Tekstfragment:
================
De basis en gewelven van de gesloopte Magdalenakerk tot op vandaag de dag nog steeds waarneembaar op de kaalslag, die later de naam Domela Nieuwenhuisplantsoen kreeg. Wat vreemd, want het standbeeld van deze socialistische voorman bevind zich aan de andere kant van het spoor, op het Nassauplein in de Staatsliedenbuurt.
De Maria Magdalenakerk Zijn meest indrukwekkende Amsterdamse kerksilhouet realiseert Cuypers in de nieuwe Spaarndammerbuurt, aan de stadsrand buiten de Willemspoort. Het is een onmogelijke locatie, een wigvormig perceel ingesloten tussen spoor en weg. Een tweede straat komt na een stevig conflict tussen het gemeentebestuur en de ‘Commissie voor de bouw van een Rooms-Katholieke kerk buiten de Willemspoort’ vervallen. De Maria Magdalenakerk (1889-1891) mag niet veel kosten. Het is het oude steeds terugkerende dilemma: ‘met de geringste middelen een ruim en waardig gebouw te stichten, dat ook in de toekomst aan de behoeften van een zich uitbreidend kerspel blijft voldoen en een schoon middelpunt vormt van een nieuw kwartier’. Cuypers lost het probleem op zijn bekende, ingenieuze wijze op: hij analyseert het perceel, ontleent daaraan een logische plattegrond, past die op het terrein en vult de resterende ruimte met kapellen en nevenruimten. Voor de Spaarndammerbuurt schuift hij net zolang tot hij op het driehoekige lapje grond een kruiskerk kwijt kan. De dwarsschepen krijgen tweezijdige sluitingen die de rooilijn volgen. Naast het koor tekent hij dubbele kapellen naar het model van de Trierse Liebfrauenkirche, in breedte uitwaaierend over het terrein. De punt van het perceel vult hij met een gerende schiptravee, voorafgegaan door een zeshoekige voorhal met portaal. Het gedeelte dat nu nog resteert wordt gevuld met nevenruimten, traptorens en pastorie. Zo ontstaat een plattegrond die met zijn golvende belijningen en insnoeringen de rooilijn volgt. De wisselwerking tussen de beperkingen van het perceel en de creativiteit van de architect leidt tot een ingenieuze oplossing en een bijzondere ruimtelijke werking.
================
Fragmenten uit een set lay-outannotaties
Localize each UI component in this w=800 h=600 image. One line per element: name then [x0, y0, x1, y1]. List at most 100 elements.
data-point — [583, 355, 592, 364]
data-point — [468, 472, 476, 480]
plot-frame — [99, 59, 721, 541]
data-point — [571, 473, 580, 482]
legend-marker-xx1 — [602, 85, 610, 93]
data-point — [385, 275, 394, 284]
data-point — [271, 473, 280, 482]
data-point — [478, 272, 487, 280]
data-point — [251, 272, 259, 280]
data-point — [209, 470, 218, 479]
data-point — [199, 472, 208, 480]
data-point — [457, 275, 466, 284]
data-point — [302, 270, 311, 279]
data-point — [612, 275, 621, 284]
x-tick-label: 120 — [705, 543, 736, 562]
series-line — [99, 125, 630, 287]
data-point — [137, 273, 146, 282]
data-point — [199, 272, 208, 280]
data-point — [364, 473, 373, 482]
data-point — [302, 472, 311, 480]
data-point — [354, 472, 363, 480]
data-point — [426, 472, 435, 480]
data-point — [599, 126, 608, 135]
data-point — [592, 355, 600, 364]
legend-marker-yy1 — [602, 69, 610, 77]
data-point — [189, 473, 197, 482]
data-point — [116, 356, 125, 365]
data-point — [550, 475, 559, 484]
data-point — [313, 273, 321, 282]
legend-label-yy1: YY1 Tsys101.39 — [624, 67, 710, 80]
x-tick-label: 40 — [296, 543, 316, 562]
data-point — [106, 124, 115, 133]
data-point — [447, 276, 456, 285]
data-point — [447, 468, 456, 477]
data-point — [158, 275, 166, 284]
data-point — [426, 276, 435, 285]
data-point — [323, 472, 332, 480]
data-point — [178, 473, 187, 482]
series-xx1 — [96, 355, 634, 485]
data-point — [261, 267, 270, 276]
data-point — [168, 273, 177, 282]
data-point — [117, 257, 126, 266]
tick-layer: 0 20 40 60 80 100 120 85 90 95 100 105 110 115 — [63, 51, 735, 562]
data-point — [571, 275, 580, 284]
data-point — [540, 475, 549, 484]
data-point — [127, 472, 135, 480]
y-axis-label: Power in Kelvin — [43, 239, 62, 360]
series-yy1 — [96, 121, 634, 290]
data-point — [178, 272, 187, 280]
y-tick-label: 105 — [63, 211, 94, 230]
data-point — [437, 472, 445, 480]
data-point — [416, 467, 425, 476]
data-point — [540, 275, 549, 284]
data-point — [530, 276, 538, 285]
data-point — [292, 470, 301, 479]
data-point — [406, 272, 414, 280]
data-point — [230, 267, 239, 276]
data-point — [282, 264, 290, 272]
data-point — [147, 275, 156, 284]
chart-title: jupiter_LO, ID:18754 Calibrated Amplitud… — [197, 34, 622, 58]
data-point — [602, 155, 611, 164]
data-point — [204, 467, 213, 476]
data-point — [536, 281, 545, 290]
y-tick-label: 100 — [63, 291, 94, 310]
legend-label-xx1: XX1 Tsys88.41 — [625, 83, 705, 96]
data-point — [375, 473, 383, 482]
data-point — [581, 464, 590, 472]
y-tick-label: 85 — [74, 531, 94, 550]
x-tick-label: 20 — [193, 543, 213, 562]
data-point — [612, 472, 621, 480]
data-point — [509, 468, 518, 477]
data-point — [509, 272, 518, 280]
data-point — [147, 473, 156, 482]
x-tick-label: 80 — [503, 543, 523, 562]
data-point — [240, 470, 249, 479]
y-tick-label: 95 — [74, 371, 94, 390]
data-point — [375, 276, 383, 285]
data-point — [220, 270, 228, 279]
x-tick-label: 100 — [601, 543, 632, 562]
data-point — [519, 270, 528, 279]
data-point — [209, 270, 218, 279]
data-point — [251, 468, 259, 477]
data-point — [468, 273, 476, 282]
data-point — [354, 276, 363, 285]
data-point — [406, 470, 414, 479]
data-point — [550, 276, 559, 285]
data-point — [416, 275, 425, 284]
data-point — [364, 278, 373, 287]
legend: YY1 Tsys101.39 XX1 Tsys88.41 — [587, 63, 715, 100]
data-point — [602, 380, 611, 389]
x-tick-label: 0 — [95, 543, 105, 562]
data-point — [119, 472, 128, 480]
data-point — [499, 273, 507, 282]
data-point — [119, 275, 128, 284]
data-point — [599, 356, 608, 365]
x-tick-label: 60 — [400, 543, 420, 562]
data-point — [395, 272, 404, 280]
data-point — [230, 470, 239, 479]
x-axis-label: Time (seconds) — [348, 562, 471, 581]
================
Opdracht:
Geef uit de tekst over de Maria Magdalenakerk letterlijk het stuk terug dat begint bij de woorden "De basis en". Stop na de woorden "in de Staatsliedenbuurt.". De regels vormen apart materiaal en hebben niets met de tekst te maken.

Resultaat:
De basis en gewelven van de gesloopte Magdalenakerk tot op vandaag de dag nog steeds waarneembaar op de kaalslag, die later de naam Domela Nieuwenhuisplantsoen kreeg. Wat vreemd, want het standbeeld van deze socialistische voorman bevind zich aan de andere kant van het spoor, op het Nassauplein in de Staatsliedenbuurt.